== Document passage

DB Failover Correction

Overview

After an automated failover situation in which RepMgr has needed to elect the secondary database node as the primary database node, several steps will be required to restore the replica set to a fully functioning state.

After a failover scenario (failure of the primary database node) the replica set will be running in a degraded state:

Procedure

After a failover scenario where by a secondary node was elevated to a primary node several actions will need to be undertaken to restore the previous status quo.

Once the original primary node is back up and running, check its cluster state via:

repmgr -f /etc/repmgr/13/repmgr.conf cluster show

The original primary node will be flagged as a primary node but is no longer the elected primary across the cluster, it will instead show that the original secondary node is now acting as the primary..

In order to bring the original primary node back into replication the node will need to be rebased against the original secondary (current primary) node, which will also in turn downgrade original primary to a secondary node.

This is done with the following command, executed on the original primary node:

Note: The original primary DB will need to be shutdown for this command. It is automatically started after the data files are synced.

repmgr -f /etc/repmgr/13/repmgr.conf node rejoin -d 'host=sms-02 user=repmgr dbname=repmgr connect_timeout=2' --force-rewind

Once the command has completed the original primary will become the new secondary node, the old secondary will now officially be the cluster primary.

RepMgr supports a standby switchover command to switch the primary between the two servers; this however requires passwordless SSH access. Due to security concerns this guide does not expect passwordless SSH access between nodes for the postgres user.

If the original cluster status quo is required, the primary and secondary nodes can be switched by simply triggering a fail over in reverse, shutting down the new primary node; waiting for the old primary to be reelected and the application nodes following the elected primary.

Once the fail over has been completed then the old secondary simply needs to be rebased against the primary using the above command in reverse.

Once all fail over steps have been completed the status can be checked with:

repmgr -f /etc/repmgr/13/repmgr.conf cluster show

====

**Exercise task A**: Can you condense the failover guide's paragraph beginning "If the original cluster status quo is required" into a short list that keeps its main facts?
The failover guide above and the records below are unrelated material.

== Records provided

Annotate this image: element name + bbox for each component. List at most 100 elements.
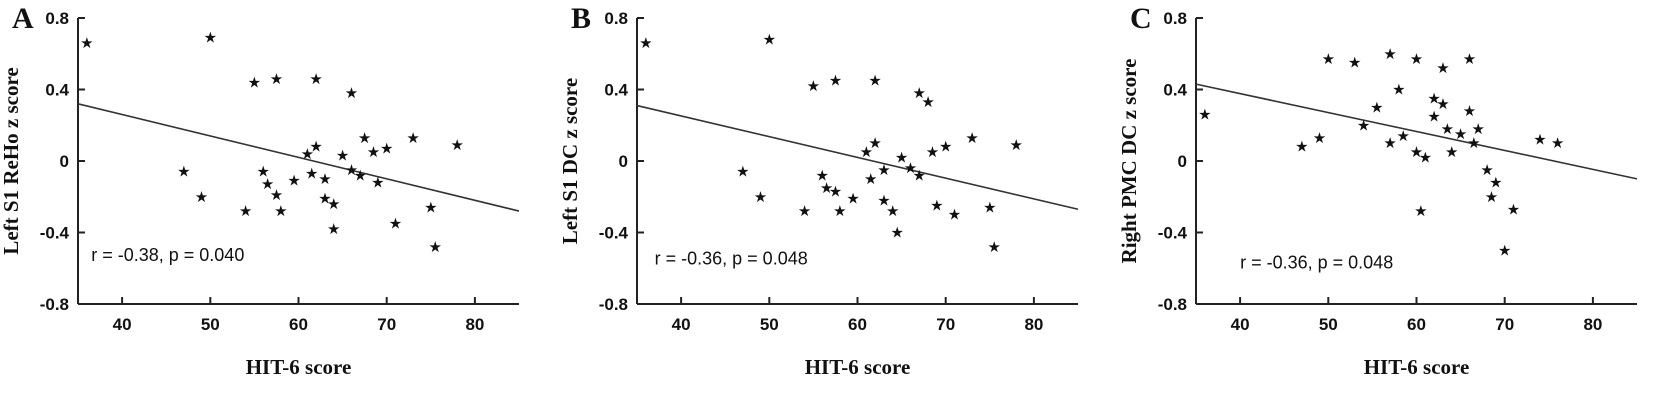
y-tick-label: -0.8 (1158, 295, 1187, 314)
x-axis-label: HIT-6 score (805, 355, 911, 379)
data-point-star-marker: ★ (1445, 143, 1458, 161)
data-point-star-marker: ★ (1485, 188, 1498, 206)
correlation-annotation: r = -0.36, p = 0.048 (1240, 252, 1393, 272)
data-point-star-marker: ★ (424, 198, 437, 216)
data-point-star-marker: ★ (1463, 50, 1476, 68)
data-point-star-marker: ★ (367, 143, 380, 161)
data-point-star-marker: ★ (1480, 161, 1493, 179)
data-point-star-marker: ★ (301, 145, 314, 163)
data-point-star-marker: ★ (451, 136, 464, 154)
y-tick-label: 0.4 (45, 81, 69, 100)
data-point-star-marker: ★ (287, 172, 300, 190)
y-tick-label: -0.4 (40, 224, 70, 243)
data-point-star-marker: ★ (270, 70, 283, 88)
data-point-star-marker: ★ (1383, 134, 1396, 152)
data-point-star-marker: ★ (948, 206, 961, 224)
data-point-star-marker: ★ (1472, 120, 1485, 138)
y-tick-label: 0.8 (45, 9, 69, 28)
data-point-star-marker: ★ (1410, 50, 1423, 68)
x-tick-label: 80 (1583, 315, 1602, 334)
scatter-plot-right-pmc-dc: 40 50 60 70 80-0.8-0.400.40.8★★ ★ ★ ★ ★ ★★ ★★★★★★★… (1118, 9, 1638, 379)
x-tick-label: 70 (936, 315, 955, 334)
data-point-star-marker: ★ (1441, 120, 1454, 138)
data-point-star-marker: ★ (860, 143, 873, 161)
x-axis-label: HIT-6 score (246, 355, 352, 379)
data-point-star-marker: ★ (345, 84, 358, 102)
data-point-star-marker: ★ (1498, 241, 1511, 259)
y-tick-label: -0.8 (40, 295, 69, 314)
data-point-star-marker: ★ (1010, 136, 1023, 154)
data-point-star-marker: ★ (1463, 102, 1476, 120)
data-point-star-marker: ★ (820, 179, 833, 197)
data-point-star-marker: ★ (877, 161, 890, 179)
y-tick-label: 0 (60, 152, 69, 171)
x-tick-label: 80 (1024, 315, 1043, 334)
data-point-star-marker: ★ (327, 220, 340, 238)
data-point-star-marker: ★ (930, 197, 943, 215)
x-tick-label: 50 (1319, 315, 1338, 334)
data-point-star-marker: ★ (380, 139, 393, 157)
scatter-plot-left-s1-dc: 40 50 60 70 80-0.8-0.400.40.8★ ★★ ★ ★★★★★★★★★★★… (559, 9, 1079, 379)
data-point-star-marker: ★ (1410, 143, 1423, 161)
data-point-star-marker: ★ (754, 188, 767, 206)
data-point-star-marker: ★ (261, 175, 274, 193)
data-point-star-marker: ★ (274, 202, 287, 220)
scatter-plot-left-s1-reho: 40 50 60 70 80-0.8-0.400.40.8★ ★★ ★ ★★★★★★★★★★★… (0, 9, 520, 379)
data-point-star-marker: ★ (877, 191, 890, 209)
data-point-star-marker: ★ (318, 170, 331, 188)
data-point-star-marker: ★ (1322, 50, 1335, 68)
data-point-star-marker: ★ (1467, 134, 1480, 152)
data-point-star-marker: ★ (895, 148, 908, 166)
data-point-star-marker: ★ (983, 198, 996, 216)
data-point-star-marker: ★ (248, 73, 261, 91)
data-point-star-marker: ★ (965, 129, 978, 147)
data-point-star-marker: ★ (763, 30, 776, 48)
data-point-star-marker: ★ (890, 224, 903, 242)
data-point-star-marker: ★ (886, 202, 899, 220)
data-point-star-marker: ★ (868, 72, 881, 90)
data-point-star-marker: ★ (358, 129, 371, 147)
data-point-star-marker: ★ (177, 163, 190, 181)
y-axis-label: Right PMC DC z score (1118, 59, 1141, 264)
data-point-star-marker: ★ (913, 166, 926, 184)
data-point-star-marker: ★ (327, 195, 340, 213)
y-tick-label: 0 (1178, 152, 1187, 171)
data-point-star-marker: ★ (639, 34, 652, 52)
data-point-star-marker: ★ (406, 129, 419, 147)
data-point-star-marker: ★ (309, 138, 322, 156)
y-tick-label: -0.4 (599, 224, 629, 243)
scatter-panel-a: A 40 50 60 70 80 -0.8 -0.4 0 0.4 0.8 ★ ★ ★ ★ ★ ★ ★ ★ ★ ★ ★ ★ ★… (0, 0, 559, 406)
data-point-star-marker: ★ (1427, 89, 1440, 107)
y-tick-label: -0.8 (599, 295, 628, 314)
x-tick-label: 60 (289, 315, 308, 334)
data-point-star-marker: ★ (736, 163, 749, 181)
data-point-star-marker: ★ (1198, 106, 1211, 124)
panel-label-b: B (571, 2, 592, 35)
regression-line (77, 103, 520, 212)
data-point-star-marker: ★ (1427, 107, 1440, 125)
data-point-star-marker: ★ (1436, 95, 1449, 113)
scatter-panel-c: C 40 50 60 70 80 -0.8 -0.4 0 0.4 0.8 ★ ★ ★ ★ ★ ★ ★ ★ ★ ★ ★ ★ ★… (1118, 0, 1677, 406)
data-point-star-marker: ★ (913, 84, 926, 102)
data-point-star-marker: ★ (829, 182, 842, 200)
data-point-star-marker: ★ (1507, 200, 1520, 218)
x-tick-label: 40 (672, 315, 691, 334)
data-point-star-marker: ★ (807, 77, 820, 95)
data-point-star-marker: ★ (1454, 125, 1467, 143)
correlation-annotation: r = -0.36, p = 0.048 (655, 249, 808, 269)
x-tick-label: 40 (1231, 315, 1250, 334)
data-point-star-marker: ★ (270, 186, 283, 204)
data-point-star-marker: ★ (1533, 131, 1546, 149)
x-tick-label: 40 (113, 315, 132, 334)
y-tick-label: 0.4 (1163, 81, 1187, 100)
x-tick-label: 60 (1407, 315, 1426, 334)
x-axis-label: HIT-6 score (1364, 355, 1470, 379)
data-point-star-marker: ★ (1551, 134, 1564, 152)
x-tick-label: 70 (1495, 315, 1514, 334)
data-point-star-marker: ★ (1348, 54, 1361, 72)
y-axis-label: Left S1 DC z score (559, 78, 582, 244)
data-point-star-marker: ★ (336, 147, 349, 165)
data-point-star-marker: ★ (939, 138, 952, 156)
data-point-star-marker: ★ (195, 188, 208, 206)
data-point-star-marker: ★ (1313, 129, 1326, 147)
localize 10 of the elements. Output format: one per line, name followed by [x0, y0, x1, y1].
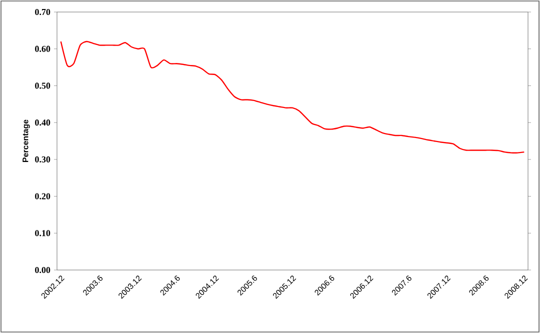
- y-tick-label: 0.00: [35, 266, 50, 274]
- y-axis-title: Percentage: [22, 120, 30, 162]
- line-series: [60, 40, 525, 154]
- y-tick-label: 0.70: [35, 8, 50, 16]
- y-tick-label: 0.60: [35, 46, 50, 52]
- y-tick-label: 0.40: [35, 120, 50, 126]
- y-tick-label: 0.50: [35, 82, 50, 89]
- y-tick-label: 0.10: [35, 230, 50, 236]
- y-tick-label: 0.20: [35, 193, 50, 200]
- y-tick-label: 0.30: [35, 156, 50, 162]
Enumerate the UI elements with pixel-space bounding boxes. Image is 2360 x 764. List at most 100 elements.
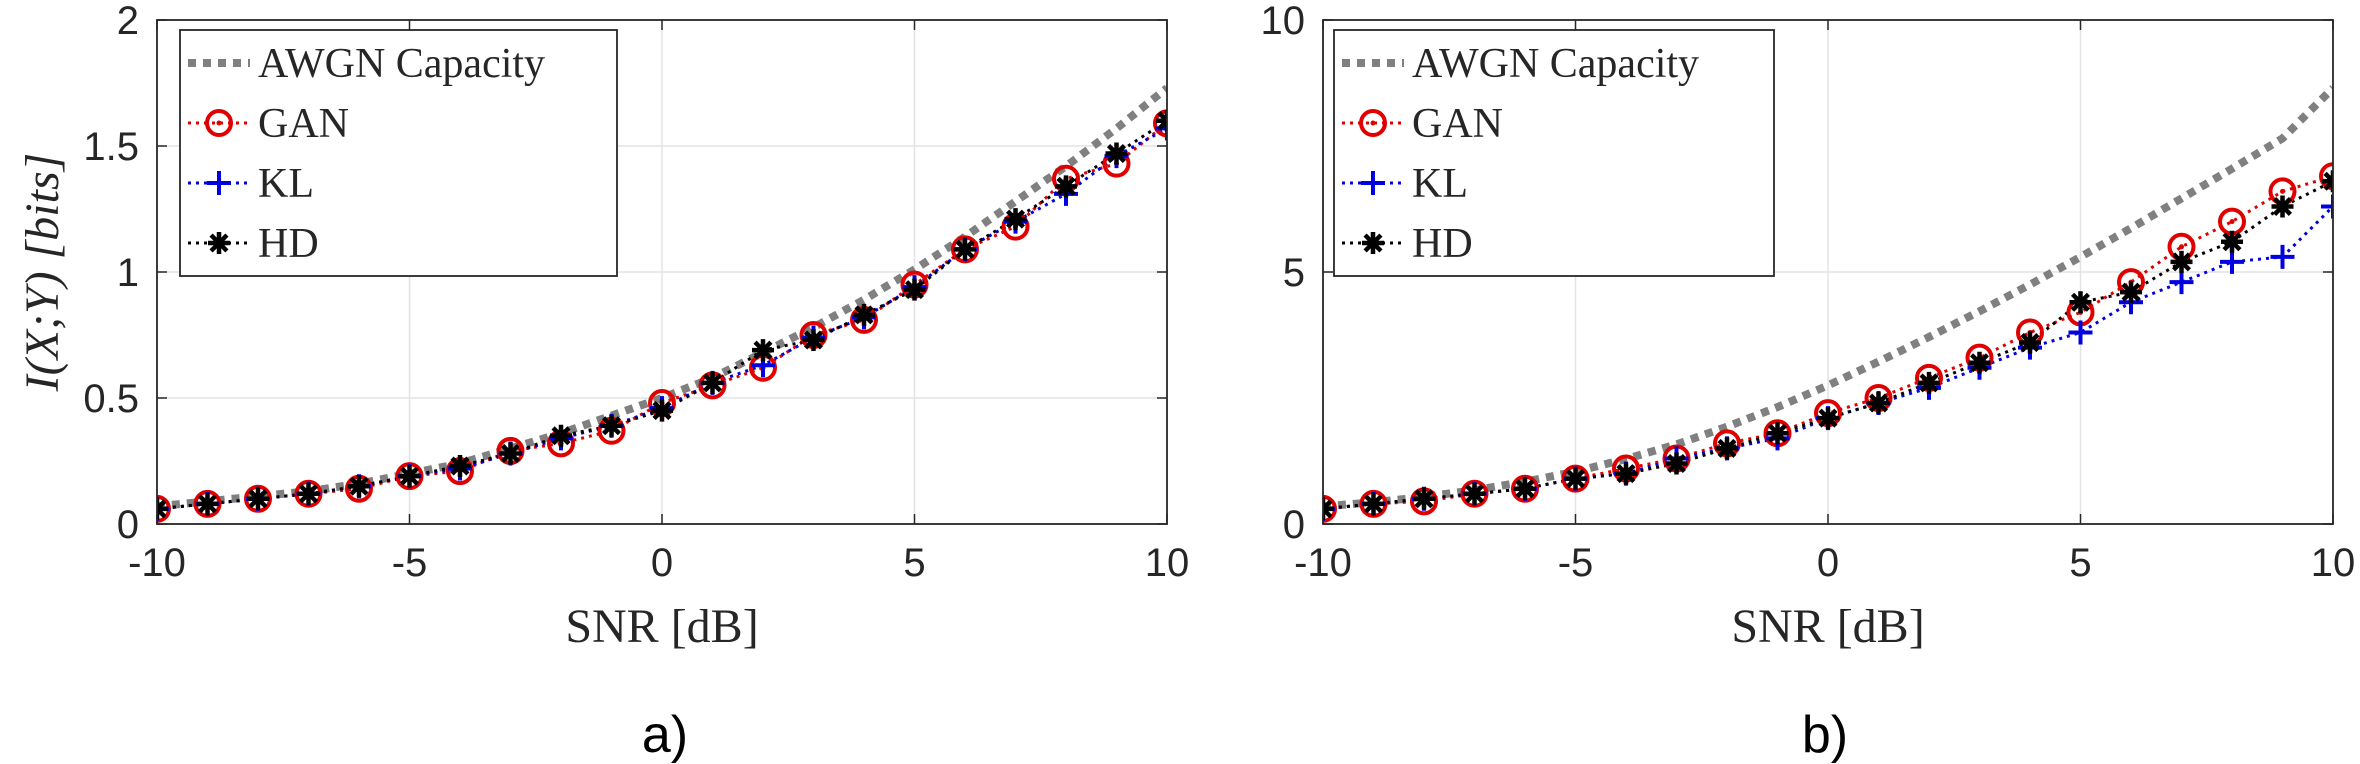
data-point-hd [1817,407,1839,430]
legend-label-hd: HD [1412,221,1473,267]
panel-b: -10 -5 0 5 10 0 5 10 SNR [dB] b) AWGN Capacity GAN K… [1261,0,2356,764]
legend-marker-kl [1361,171,1385,195]
data-point-hd [2221,230,2243,253]
legend-label-awgn-capacity: AWGN Capacity [1412,41,1699,87]
data-point-hd [1105,142,1128,165]
y-tick-label: 0.5 [83,377,139,421]
x-tick-label: -5 [1558,541,1594,585]
data-point-hd [1564,467,1587,490]
y-axis-label: I(X;Y) [bits] [16,153,69,393]
legend: AWGN Capacity GAN KL HD [1333,29,1775,277]
legend-label-awgn-capacity: AWGN Capacity [258,41,545,87]
data-point-kl [2169,270,2194,295]
data-point-gan-center [2229,219,2235,225]
data-point-hd [1867,392,1890,415]
data-point-hd [1665,452,1688,475]
data-point-hd [2069,291,2092,314]
data-point-hd [247,487,269,510]
y-tick-label: 0 [1283,503,1305,547]
legend-label-gan: GAN [258,101,349,147]
legend-marker-gan-center [216,120,222,126]
series-group [157,84,1167,523]
legend-label-hd: HD [258,221,319,267]
data-point-hd [1968,351,1991,374]
data-point-hd [600,414,623,437]
x-tick-label: 5 [2069,541,2091,585]
legend-marker-hd [1362,232,1384,254]
legend-box [179,29,618,277]
data-point-hd [1362,492,1385,515]
data-point-hd [1716,437,1738,460]
data-point-hd [1766,422,1789,445]
y-tick-label: 0 [117,503,139,547]
data-point-hd [2271,195,2294,218]
data-point-hd [1514,477,1536,500]
legend-marker-gan [205,109,233,137]
series-line-hd [157,119,1167,511]
data-point-hd [903,278,926,301]
panel-label: a) [642,706,688,764]
data-point-hd [1918,371,1940,394]
x-tick-label: 10 [1145,541,1190,585]
data-point-gan [1153,109,1167,138]
legend-marker-gan [1359,109,1387,137]
series-line-awgn-capacity [1323,85,2333,511]
data-point-gan-center [2280,188,2285,194]
data-point-hd [2019,331,2041,354]
data-point-hd [1413,487,1435,510]
x-tick-label: -10 [128,541,186,585]
y-tick-label: 2 [117,0,139,43]
axes-box [1322,19,2334,525]
y-tick-label: 10 [1261,0,1306,43]
data-point-kl [2321,194,2333,219]
data-point-hd [1055,175,1077,198]
data-point-hd [2120,281,2142,304]
legend-label-kl: KL [1412,161,1468,207]
panel-a: -10 -5 0 5 10 0 0.5 1 1.5 2 SNR [dB] I(X;Y) [bits] a… [16,0,1189,764]
legend-marker-kl [207,171,231,195]
data-point-hd [2170,250,2193,273]
data-point-kl [2270,244,2295,269]
legend-box [1333,29,1775,277]
data-point-hd [651,399,673,422]
data-point-hd [1004,208,1027,231]
y-tick-label: 1.5 [83,125,139,169]
data-point-kl [2068,320,2093,345]
data-point-hd [297,482,320,505]
data-point-hd [1463,482,1486,505]
data-point-hd [348,475,370,498]
data-point-hd [449,455,471,478]
series-line-awgn-capacity [157,84,1167,511]
x-tick-label: 5 [903,541,925,585]
data-point-hd [550,424,572,447]
legend-marker-hd [208,232,230,254]
panel-label: b) [1802,706,1848,764]
data-point-hd [954,238,976,261]
legend-marker-gan-center [1370,120,1376,126]
axes-box [156,19,1168,525]
data-point-hd [853,303,875,326]
x-tick-label: 10 [2311,541,2356,585]
legend: AWGN Capacity GAN KL HD [179,29,618,277]
x-axis-label: SNR [dB] [565,600,758,653]
data-point-hd [701,371,724,394]
series-group [1323,85,2333,523]
data-point-hd [398,465,421,488]
legend-label-gan: GAN [1412,101,1503,147]
x-tick-label: 0 [1817,541,1839,585]
x-axis-label: SNR [dB] [1731,600,1924,653]
data-point-gan [2319,162,2333,191]
data-point-kl [2220,249,2244,274]
data-point-hd [752,339,774,362]
data-point-hd [802,329,825,352]
legend-label-kl: KL [258,161,314,207]
data-point-gan-center [2179,244,2184,250]
x-tick-label: -10 [1294,541,1352,585]
data-point-hd [499,442,522,465]
data-point-hd [1615,462,1637,485]
x-tick-label: 0 [651,541,673,585]
x-tick-label: -5 [392,541,428,585]
y-tick-label: 5 [1283,251,1305,295]
y-tick-label: 1 [117,251,139,295]
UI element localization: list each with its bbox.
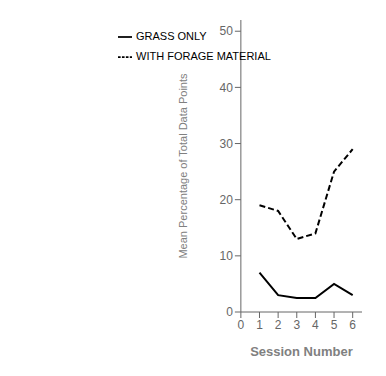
svg-text:4: 4 xyxy=(312,318,319,332)
svg-text:5: 5 xyxy=(331,318,338,332)
svg-text:40: 40 xyxy=(220,81,234,95)
svg-text:20: 20 xyxy=(220,193,234,207)
html-text:GRASS ONLY: GRASS ONLY xyxy=(136,30,207,42)
svg-text:0: 0 xyxy=(226,305,233,319)
svg-text:3: 3 xyxy=(293,318,300,332)
svg-text:Session Number: Session Number xyxy=(250,344,353,359)
svg-text:6: 6 xyxy=(349,318,356,332)
svg-text:2: 2 xyxy=(275,318,282,332)
svg-text:30: 30 xyxy=(220,137,234,151)
html-text:WITH FORAGE MATERIAL: WITH FORAGE MATERIAL xyxy=(136,50,271,62)
svg-text:0: 0 xyxy=(238,318,245,332)
svg-text:10: 10 xyxy=(220,249,234,263)
svg-text:50: 50 xyxy=(220,24,234,38)
svg-text:1: 1 xyxy=(256,318,263,332)
svg-text:Mean Percentage of Total Data: Mean Percentage of Total Data Points xyxy=(177,73,189,259)
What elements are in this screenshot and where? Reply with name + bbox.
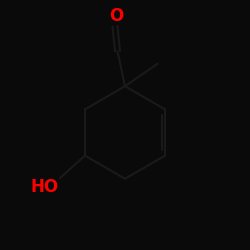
Text: HO: HO	[31, 178, 59, 196]
Text: O: O	[109, 7, 123, 25]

====

**Exercise task B**: Can you reproduce the lines in the records from the line with "svg-text:4: 4 xyxy=(312,318,319,332)" up to and including the line with "What elements are", and nothing else?

**Solution A**:
- Applies when the original primary/secondary arrangement is needed again.
- Switch the nodes by triggering a failover in reverse: shut down the new primary node.
- Wait for the old primary to be reelected.
- The application nodes then follow the elected primary.

**Solution B**:
svg-text:4: 4 xyxy=(312,318,319,332)
svg-text:5: 5 xyxy=(331,318,338,332)
svg-text:40: 40 xyxy=(220,81,234,95)
svg-text:20: 20 xyxy=(220,193,234,207)
html-text:GRASS ONLY: GRASS ONLY xyxy=(136,30,207,42)
svg-text:0: 0 xyxy=(226,305,233,319)
svg-text:3: 3 xyxy=(293,318,300,332)
svg-text:Session Number: Session Number xyxy=(250,344,353,359)
svg-text:6: 6 xyxy=(349,318,356,332)
svg-text:2: 2 xyxy=(275,318,282,332)
svg-text:30: 30 xyxy=(220,137,234,151)
html-text:WITH FORAGE MATERIAL: WITH FORAGE MATERIAL xyxy=(136,50,271,62)
svg-text:0: 0 xyxy=(238,318,245,332)
svg-text:10: 10 xyxy=(220,249,234,263)
svg-text:50: 50 xyxy=(220,24,234,38)
svg-text:1: 1 xyxy=(256,318,263,332)
svg-text:Mean Percentage of Total Data: Mean Percentage of Total Data Points xyxy=(177,73,189,259)
What elements are in this screenshot and where? Reply with name + bbox.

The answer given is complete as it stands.